EXERCISE REQUIREMENTS:
Please output every line of the material as it stands, without the pictures.

★ ★ ★

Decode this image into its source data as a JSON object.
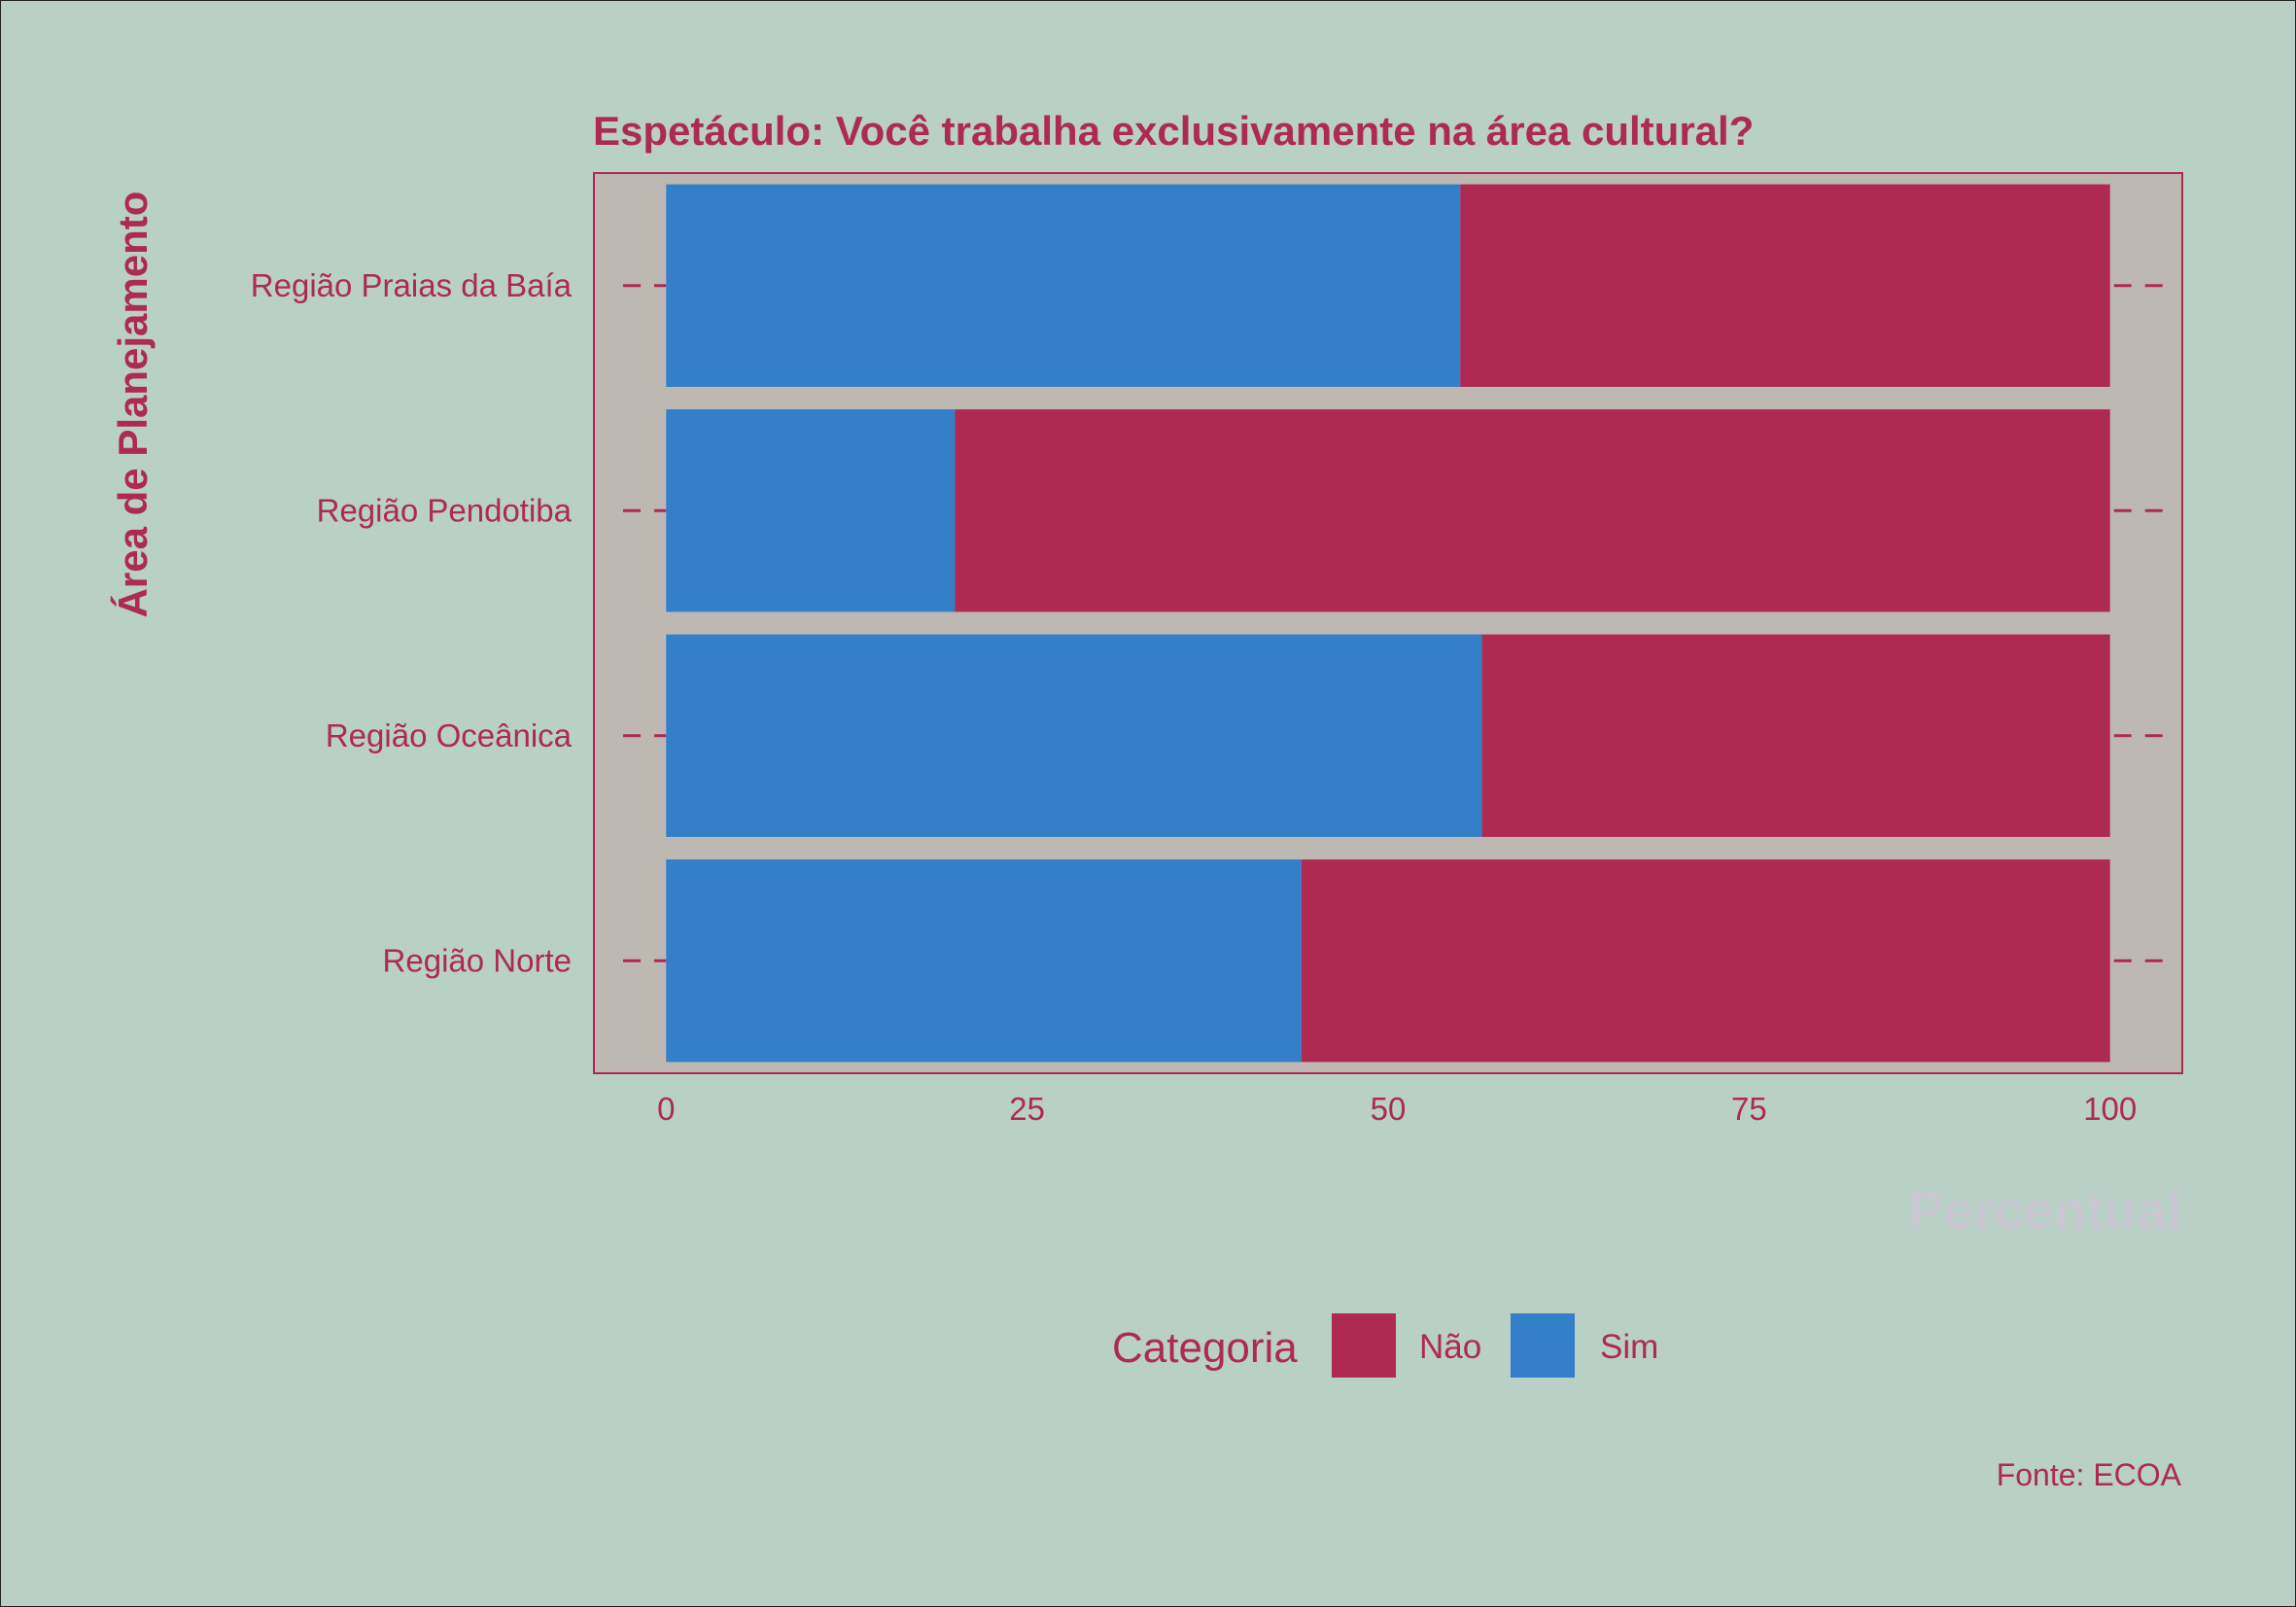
{
  "chart_data": {
    "type": "bar",
    "orientation": "horizontal",
    "stacked": true,
    "title": "Espetáculo: Você trabalha exclusivamente na área cultural?",
    "xlabel": "Percentual",
    "ylabel": "Área de Planejamento",
    "caption": "Fonte: ECOA",
    "categories": [
      "Região Praias da Baía",
      "Região Pendotiba",
      "Região Oceânica",
      "Região Norte"
    ],
    "series": [
      {
        "name": "Sim",
        "color": "#3380c9",
        "values": [
          55,
          20,
          56.5,
          44
        ]
      },
      {
        "name": "Não",
        "color": "#ae2a53",
        "values": [
          45,
          80,
          43.5,
          56
        ]
      }
    ],
    "xlim": [
      -5,
      105
    ],
    "xticks": [
      0,
      25,
      50,
      75,
      100
    ],
    "legend": {
      "title": "Categoria",
      "position": "bottom",
      "items": [
        {
          "label": "Não",
          "color": "#ae2a53"
        },
        {
          "label": "Sim",
          "color": "#3380c9"
        }
      ]
    },
    "grid": false,
    "colors": {
      "background": "#b8d0c6",
      "panel": "#beb8b2",
      "accent": "#ae2a53",
      "axis_title_x": "#c9c8d2"
    }
  }
}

★ ★ ★

TASK OUTPUT:
Decode this image into its source data as a JSON object.
{
  "chart_data": {
    "type": "bar",
    "orientation": "horizontal",
    "stacked": true,
    "title": "Espetáculo: Você trabalha exclusivamente na área cultural?",
    "xlabel": "Percentual",
    "ylabel": "Área de Planejamento",
    "caption": "Fonte: ECOA",
    "categories": [
      "Região Praias da Baía",
      "Região Pendotiba",
      "Região Oceânica",
      "Região Norte"
    ],
    "series": [
      {
        "name": "Sim",
        "color": "#3380c9",
        "values": [
          55,
          20,
          56.5,
          44
        ]
      },
      {
        "name": "Não",
        "color": "#ae2a53",
        "values": [
          45,
          80,
          43.5,
          56
        ]
      }
    ],
    "xlim": [
      -5,
      105
    ],
    "xticks": [
      0,
      25,
      50,
      75,
      100
    ],
    "legend": {
      "title": "Categoria",
      "position": "bottom",
      "items": [
        {
          "label": "Não",
          "color": "#ae2a53"
        },
        {
          "label": "Sim",
          "color": "#3380c9"
        }
      ]
    },
    "grid": false,
    "colors": {
      "background": "#b8d0c6",
      "panel": "#beb8b2",
      "accent": "#ae2a53",
      "axis_title_x": "#c9c8d2"
    }
  }
}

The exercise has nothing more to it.